** Start **

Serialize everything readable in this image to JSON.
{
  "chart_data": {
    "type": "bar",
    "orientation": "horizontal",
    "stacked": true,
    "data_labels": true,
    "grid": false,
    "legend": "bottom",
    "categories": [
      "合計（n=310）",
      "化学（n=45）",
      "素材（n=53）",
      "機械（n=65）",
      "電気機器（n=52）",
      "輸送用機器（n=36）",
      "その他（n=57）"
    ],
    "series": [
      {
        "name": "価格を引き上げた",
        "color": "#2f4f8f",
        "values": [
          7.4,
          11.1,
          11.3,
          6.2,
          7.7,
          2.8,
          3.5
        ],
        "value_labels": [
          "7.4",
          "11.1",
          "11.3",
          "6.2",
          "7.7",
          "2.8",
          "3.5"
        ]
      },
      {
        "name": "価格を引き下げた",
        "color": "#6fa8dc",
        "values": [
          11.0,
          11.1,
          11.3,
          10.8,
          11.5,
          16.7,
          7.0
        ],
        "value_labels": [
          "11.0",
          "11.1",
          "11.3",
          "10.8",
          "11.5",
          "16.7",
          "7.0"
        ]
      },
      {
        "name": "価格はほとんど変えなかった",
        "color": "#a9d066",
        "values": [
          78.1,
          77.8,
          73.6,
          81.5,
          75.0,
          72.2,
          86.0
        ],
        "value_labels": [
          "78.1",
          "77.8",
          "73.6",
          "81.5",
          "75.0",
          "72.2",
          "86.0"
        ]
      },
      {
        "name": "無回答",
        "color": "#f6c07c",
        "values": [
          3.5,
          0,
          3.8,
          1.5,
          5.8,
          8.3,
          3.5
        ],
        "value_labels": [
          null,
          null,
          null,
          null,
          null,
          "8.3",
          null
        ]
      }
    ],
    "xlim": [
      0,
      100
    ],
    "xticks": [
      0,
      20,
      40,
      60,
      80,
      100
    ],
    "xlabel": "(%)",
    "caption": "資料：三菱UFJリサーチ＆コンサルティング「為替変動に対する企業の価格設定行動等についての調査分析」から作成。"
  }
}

** End **

# [Aim]
Write the listing out again, exactly as shown above.

# [Solution for this task]
Serialize everything readable in this image to JSON.
{
  "chart_data": {
    "type": "bar",
    "orientation": "horizontal",
    "stacked": true,
    "data_labels": true,
    "grid": false,
    "legend": "bottom",
    "categories": [
      "合計（n=310）",
      "化学（n=45）",
      "素材（n=53）",
      "機械（n=65）",
      "電気機器（n=52）",
      "輸送用機器（n=36）",
      "その他（n=57）"
    ],
    "series": [
      {
        "name": "価格を引き上げた",
        "color": "#2f4f8f",
        "values": [
          7.4,
          11.1,
          11.3,
          6.2,
          7.7,
          2.8,
          3.5
        ],
        "value_labels": [
          "7.4",
          "11.1",
          "11.3",
          "6.2",
          "7.7",
          "2.8",
          "3.5"
        ]
      },
      {
        "name": "価格を引き下げた",
        "color": "#6fa8dc",
        "values": [
          11.0,
          11.1,
          11.3,
          10.8,
          11.5,
          16.7,
          7.0
        ],
        "value_labels": [
          "11.0",
          "11.1",
          "11.3",
          "10.8",
          "11.5",
          "16.7",
          "7.0"
        ]
      },
      {
        "name": "価格はほとんど変えなかった",
        "color": "#a9d066",
        "values": [
          78.1,
          77.8,
          73.6,
          81.5,
          75.0,
          72.2,
          86.0
        ],
        "value_labels": [
          "78.1",
          "77.8",
          "73.6",
          "81.5",
          "75.0",
          "72.2",
          "86.0"
        ]
      },
      {
        "name": "無回答",
        "color": "#f6c07c",
        "values": [
          3.5,
          0,
          3.8,
          1.5,
          5.8,
          8.3,
          3.5
        ],
        "value_labels": [
          null,
          null,
          null,
          null,
          null,
          "8.3",
          null
        ]
      }
    ],
    "xlim": [
      0,
      100
    ],
    "xticks": [
      0,
      20,
      40,
      60,
      80,
      100
    ],
    "xlabel": "(%)",
    "caption": "資料：三菱UFJリサーチ＆コンサルティング「為替変動に対する企業の価格設定行動等についての調査分析」から作成。"
  }
}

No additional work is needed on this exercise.